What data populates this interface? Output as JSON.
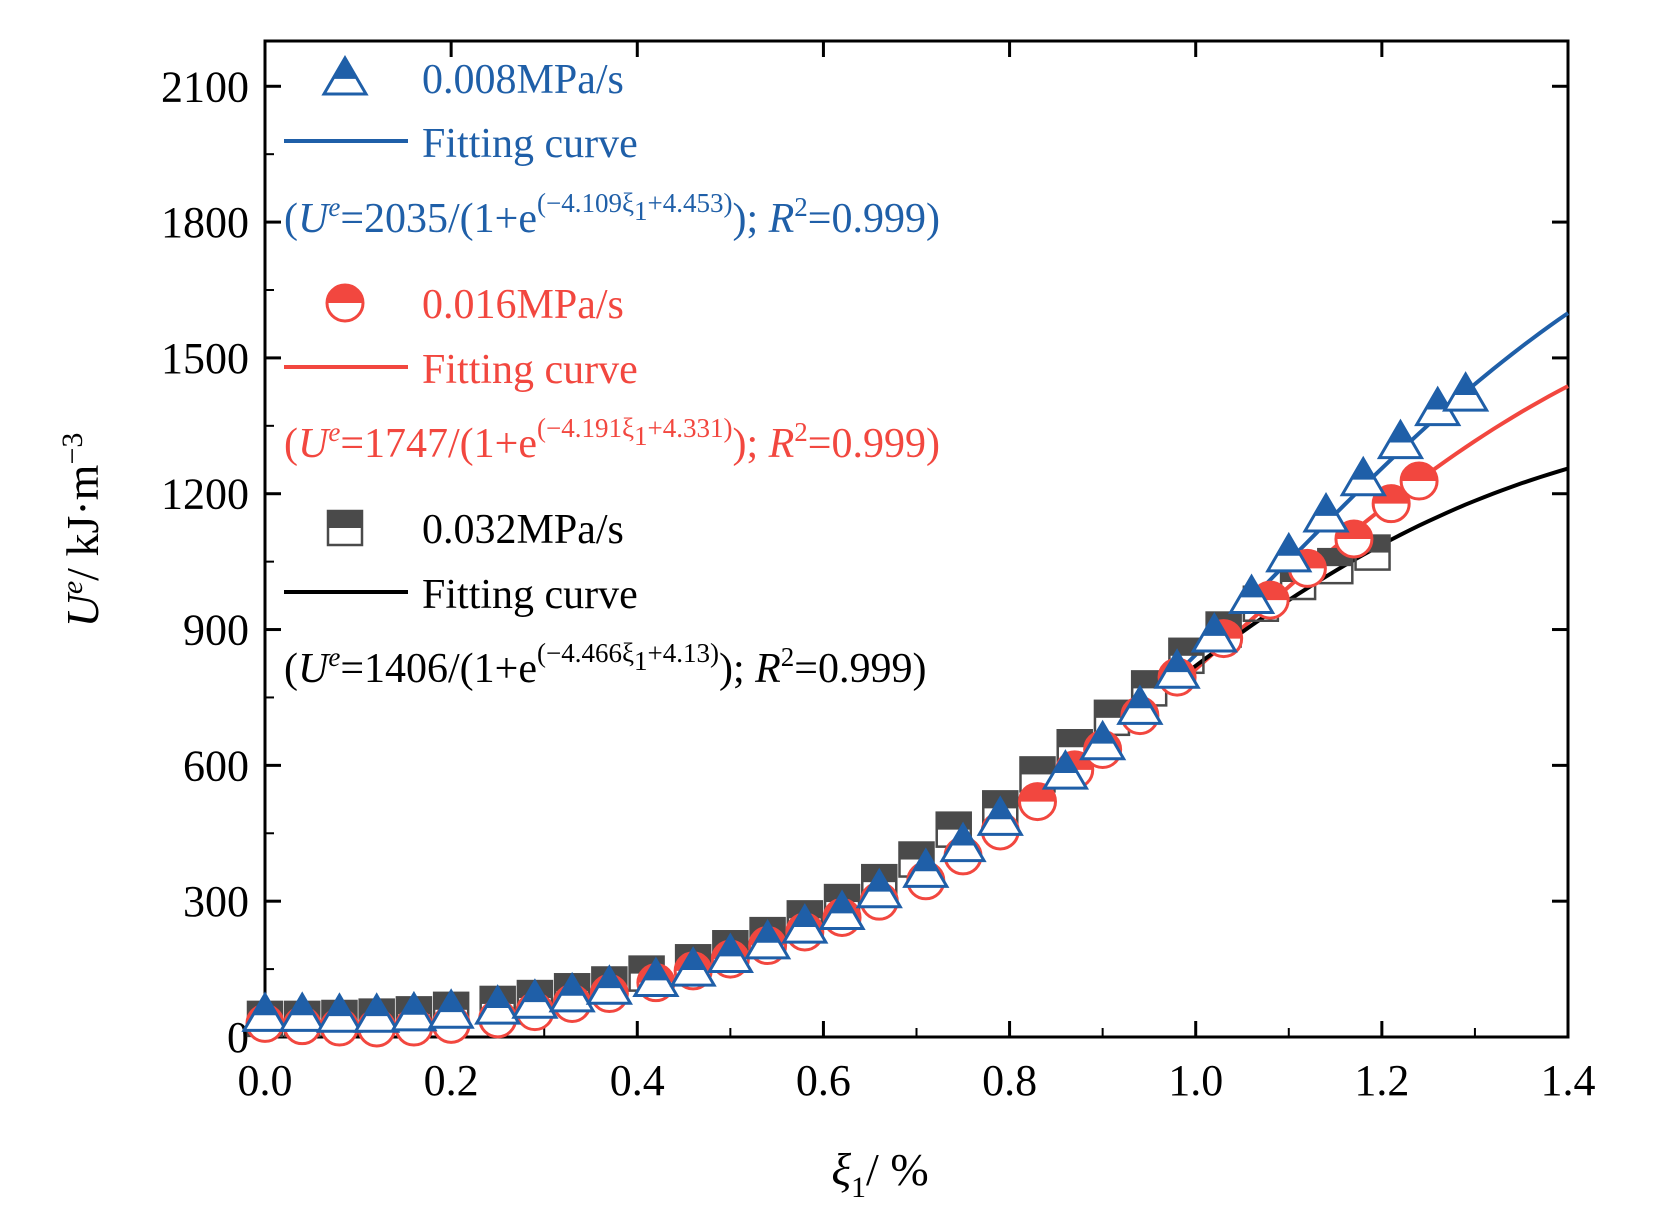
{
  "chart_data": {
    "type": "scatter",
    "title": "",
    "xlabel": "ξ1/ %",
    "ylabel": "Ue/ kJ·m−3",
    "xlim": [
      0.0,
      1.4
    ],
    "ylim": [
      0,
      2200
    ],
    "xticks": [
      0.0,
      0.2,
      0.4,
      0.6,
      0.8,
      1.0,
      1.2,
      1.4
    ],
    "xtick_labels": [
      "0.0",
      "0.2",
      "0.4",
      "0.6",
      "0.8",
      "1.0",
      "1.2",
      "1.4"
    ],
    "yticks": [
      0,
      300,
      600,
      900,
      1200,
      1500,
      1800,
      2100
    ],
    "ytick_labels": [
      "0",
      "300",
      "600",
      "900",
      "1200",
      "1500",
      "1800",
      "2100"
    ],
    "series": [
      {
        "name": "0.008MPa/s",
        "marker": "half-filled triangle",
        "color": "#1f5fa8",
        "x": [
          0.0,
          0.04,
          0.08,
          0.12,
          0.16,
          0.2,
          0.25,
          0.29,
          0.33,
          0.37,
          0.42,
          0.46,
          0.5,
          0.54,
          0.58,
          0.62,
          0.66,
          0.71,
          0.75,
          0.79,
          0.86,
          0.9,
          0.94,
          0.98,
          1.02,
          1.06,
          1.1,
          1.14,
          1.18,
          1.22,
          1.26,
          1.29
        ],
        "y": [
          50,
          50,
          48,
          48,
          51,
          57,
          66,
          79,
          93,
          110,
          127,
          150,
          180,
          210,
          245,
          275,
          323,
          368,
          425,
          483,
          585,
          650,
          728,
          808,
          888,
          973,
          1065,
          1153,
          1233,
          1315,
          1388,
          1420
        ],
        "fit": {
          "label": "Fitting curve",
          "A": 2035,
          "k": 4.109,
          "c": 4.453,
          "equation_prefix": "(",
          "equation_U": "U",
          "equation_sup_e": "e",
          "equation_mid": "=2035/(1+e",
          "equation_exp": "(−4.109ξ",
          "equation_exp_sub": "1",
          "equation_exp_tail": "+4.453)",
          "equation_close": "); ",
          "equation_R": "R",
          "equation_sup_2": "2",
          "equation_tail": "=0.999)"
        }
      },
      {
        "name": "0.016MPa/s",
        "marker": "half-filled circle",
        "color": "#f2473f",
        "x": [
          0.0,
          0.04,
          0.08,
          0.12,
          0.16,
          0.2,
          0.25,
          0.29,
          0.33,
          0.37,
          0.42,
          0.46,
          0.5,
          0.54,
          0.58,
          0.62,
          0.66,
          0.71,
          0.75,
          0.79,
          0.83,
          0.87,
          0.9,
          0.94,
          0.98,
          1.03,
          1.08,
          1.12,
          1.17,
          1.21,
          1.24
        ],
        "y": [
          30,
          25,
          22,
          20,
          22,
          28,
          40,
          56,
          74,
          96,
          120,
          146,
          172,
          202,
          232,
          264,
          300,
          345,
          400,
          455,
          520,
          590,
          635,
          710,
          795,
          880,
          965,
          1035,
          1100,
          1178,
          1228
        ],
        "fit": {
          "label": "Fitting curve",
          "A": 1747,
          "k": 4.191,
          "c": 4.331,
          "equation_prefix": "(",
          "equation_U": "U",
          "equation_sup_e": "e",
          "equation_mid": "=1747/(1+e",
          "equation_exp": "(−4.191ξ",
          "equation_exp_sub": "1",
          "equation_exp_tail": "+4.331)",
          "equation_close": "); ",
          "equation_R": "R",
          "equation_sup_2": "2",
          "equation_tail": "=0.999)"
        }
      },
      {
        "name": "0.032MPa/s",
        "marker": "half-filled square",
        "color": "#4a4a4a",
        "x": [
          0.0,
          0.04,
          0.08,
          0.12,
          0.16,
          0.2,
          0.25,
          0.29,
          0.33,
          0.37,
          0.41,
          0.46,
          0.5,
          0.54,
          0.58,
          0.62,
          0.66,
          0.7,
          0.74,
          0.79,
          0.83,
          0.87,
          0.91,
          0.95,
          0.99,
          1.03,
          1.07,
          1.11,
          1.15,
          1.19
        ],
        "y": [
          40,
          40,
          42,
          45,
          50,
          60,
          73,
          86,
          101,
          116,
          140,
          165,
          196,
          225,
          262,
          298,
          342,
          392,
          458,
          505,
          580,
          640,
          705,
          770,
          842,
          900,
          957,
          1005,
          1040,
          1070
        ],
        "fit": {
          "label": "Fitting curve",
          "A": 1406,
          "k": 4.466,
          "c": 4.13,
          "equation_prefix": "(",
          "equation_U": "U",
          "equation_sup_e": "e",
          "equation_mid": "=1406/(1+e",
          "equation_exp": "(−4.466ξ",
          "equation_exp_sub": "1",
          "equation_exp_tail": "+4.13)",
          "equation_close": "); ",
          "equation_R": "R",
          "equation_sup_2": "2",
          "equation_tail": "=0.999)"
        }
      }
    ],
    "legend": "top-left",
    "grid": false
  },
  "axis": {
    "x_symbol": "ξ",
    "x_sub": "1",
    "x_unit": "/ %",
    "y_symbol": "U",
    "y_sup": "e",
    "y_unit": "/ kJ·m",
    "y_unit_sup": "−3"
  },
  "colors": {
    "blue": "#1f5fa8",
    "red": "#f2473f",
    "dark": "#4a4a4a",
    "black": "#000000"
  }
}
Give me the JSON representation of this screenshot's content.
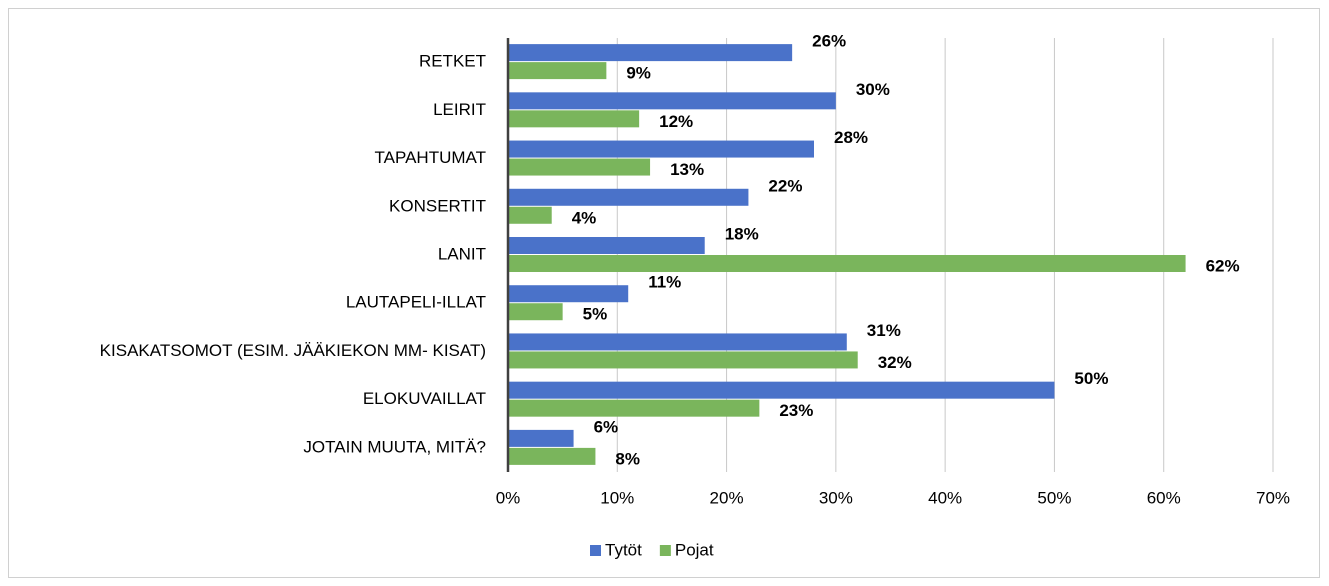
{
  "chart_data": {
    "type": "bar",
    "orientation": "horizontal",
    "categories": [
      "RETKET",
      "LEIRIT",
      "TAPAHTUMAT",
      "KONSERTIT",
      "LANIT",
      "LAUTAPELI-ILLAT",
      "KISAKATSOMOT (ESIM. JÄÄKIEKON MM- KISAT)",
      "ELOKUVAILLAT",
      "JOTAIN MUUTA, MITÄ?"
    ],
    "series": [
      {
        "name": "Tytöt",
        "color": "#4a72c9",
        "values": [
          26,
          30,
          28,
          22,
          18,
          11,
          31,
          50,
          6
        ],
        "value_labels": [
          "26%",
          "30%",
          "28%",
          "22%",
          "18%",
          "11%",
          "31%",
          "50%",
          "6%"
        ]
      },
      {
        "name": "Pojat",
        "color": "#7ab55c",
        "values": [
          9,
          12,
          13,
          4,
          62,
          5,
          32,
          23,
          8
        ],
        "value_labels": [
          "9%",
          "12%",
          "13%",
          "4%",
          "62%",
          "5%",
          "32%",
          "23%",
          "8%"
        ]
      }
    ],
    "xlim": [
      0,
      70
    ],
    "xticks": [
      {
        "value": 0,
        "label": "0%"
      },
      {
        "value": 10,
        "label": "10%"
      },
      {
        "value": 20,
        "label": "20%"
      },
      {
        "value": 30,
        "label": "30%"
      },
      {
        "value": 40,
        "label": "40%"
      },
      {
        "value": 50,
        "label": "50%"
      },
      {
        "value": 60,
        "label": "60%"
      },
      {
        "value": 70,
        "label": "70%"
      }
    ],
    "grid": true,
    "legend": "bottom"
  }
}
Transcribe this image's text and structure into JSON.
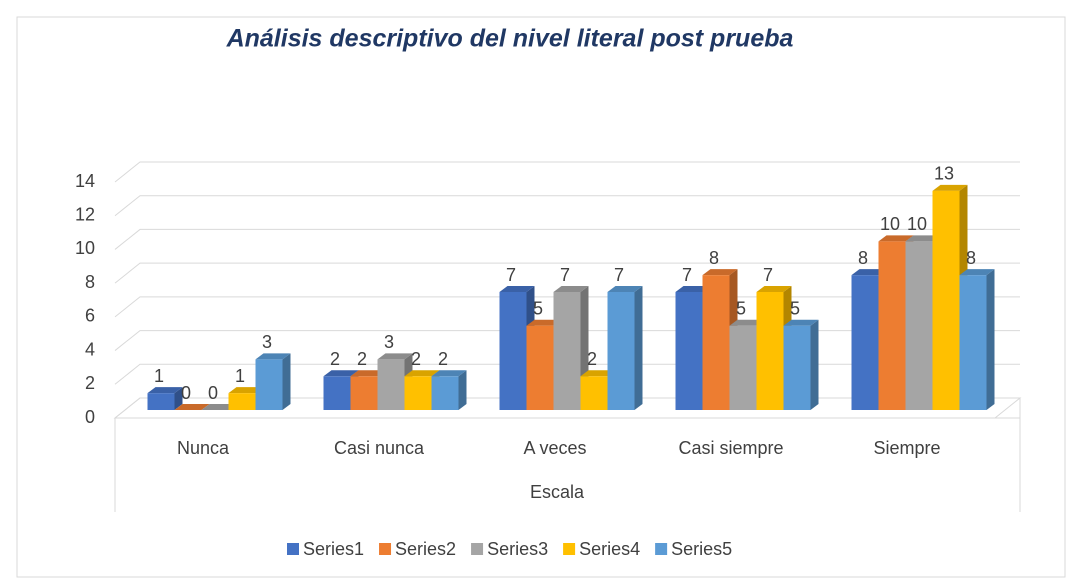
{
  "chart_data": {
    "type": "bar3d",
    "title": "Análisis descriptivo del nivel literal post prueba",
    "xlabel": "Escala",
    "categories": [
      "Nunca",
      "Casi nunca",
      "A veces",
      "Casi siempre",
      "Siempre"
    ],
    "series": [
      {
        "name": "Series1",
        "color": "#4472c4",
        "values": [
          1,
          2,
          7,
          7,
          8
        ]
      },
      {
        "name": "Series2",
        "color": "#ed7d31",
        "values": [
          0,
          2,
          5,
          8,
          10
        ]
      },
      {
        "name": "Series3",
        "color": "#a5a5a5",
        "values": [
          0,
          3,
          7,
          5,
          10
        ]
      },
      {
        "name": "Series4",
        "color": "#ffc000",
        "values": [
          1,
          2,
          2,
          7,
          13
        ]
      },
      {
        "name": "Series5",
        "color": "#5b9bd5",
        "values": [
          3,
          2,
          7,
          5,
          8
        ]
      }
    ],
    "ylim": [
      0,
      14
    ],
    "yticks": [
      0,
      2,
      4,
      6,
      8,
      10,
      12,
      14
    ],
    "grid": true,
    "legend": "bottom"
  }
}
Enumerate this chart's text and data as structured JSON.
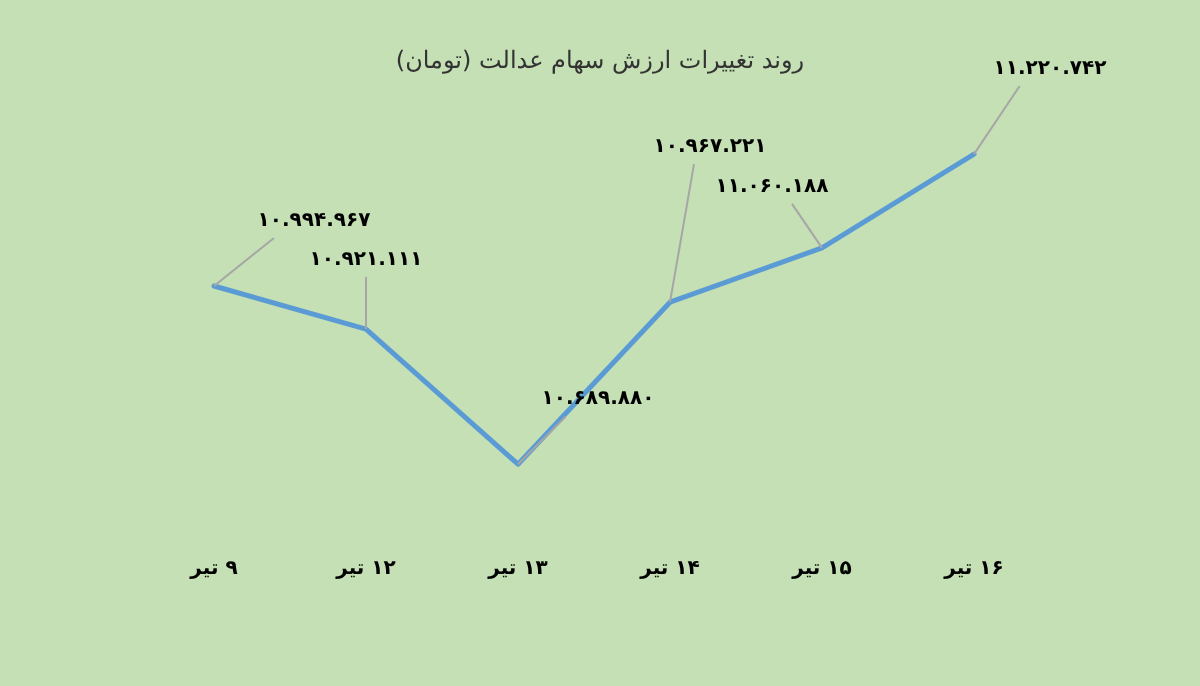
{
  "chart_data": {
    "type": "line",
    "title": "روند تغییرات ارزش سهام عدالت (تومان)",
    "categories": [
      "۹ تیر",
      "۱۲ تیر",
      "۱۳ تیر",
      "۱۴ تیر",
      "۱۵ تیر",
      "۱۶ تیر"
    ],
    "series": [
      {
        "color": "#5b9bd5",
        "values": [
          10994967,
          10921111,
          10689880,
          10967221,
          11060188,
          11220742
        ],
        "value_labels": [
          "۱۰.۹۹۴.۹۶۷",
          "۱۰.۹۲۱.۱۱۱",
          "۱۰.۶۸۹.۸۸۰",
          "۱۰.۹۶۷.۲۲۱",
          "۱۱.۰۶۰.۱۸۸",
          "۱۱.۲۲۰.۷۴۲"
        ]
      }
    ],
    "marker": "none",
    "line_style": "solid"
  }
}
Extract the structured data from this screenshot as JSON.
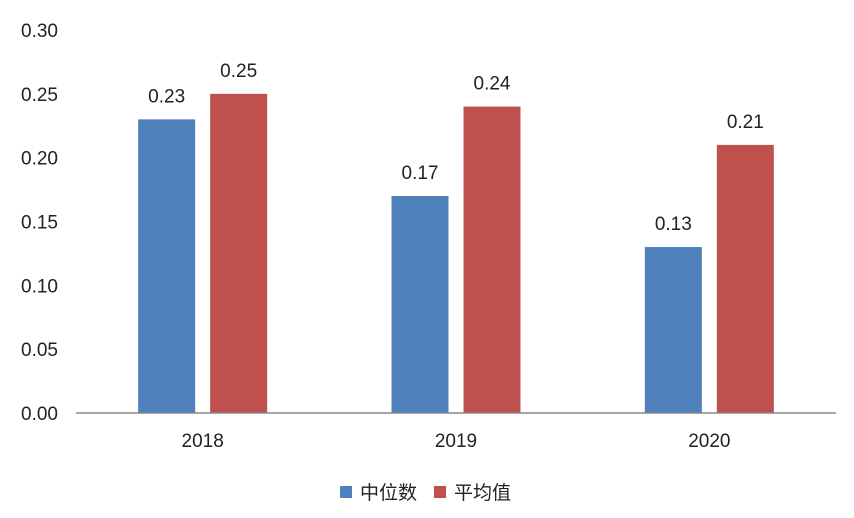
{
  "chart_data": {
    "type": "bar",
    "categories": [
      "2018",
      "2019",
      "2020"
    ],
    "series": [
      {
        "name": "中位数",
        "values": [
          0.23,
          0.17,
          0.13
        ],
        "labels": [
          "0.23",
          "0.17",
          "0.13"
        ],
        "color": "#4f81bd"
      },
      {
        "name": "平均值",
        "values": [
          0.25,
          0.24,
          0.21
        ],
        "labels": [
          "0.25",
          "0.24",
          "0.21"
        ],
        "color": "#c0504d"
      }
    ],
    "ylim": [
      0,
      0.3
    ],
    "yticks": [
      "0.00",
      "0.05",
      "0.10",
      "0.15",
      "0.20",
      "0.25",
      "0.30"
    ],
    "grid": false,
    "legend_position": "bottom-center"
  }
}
+===+
Copy out every line in the entries above that holds "grid".

WRITTEN RESPONSE:
    "grid": false
    "grid": true,
    "grid": true,
    "grid": false,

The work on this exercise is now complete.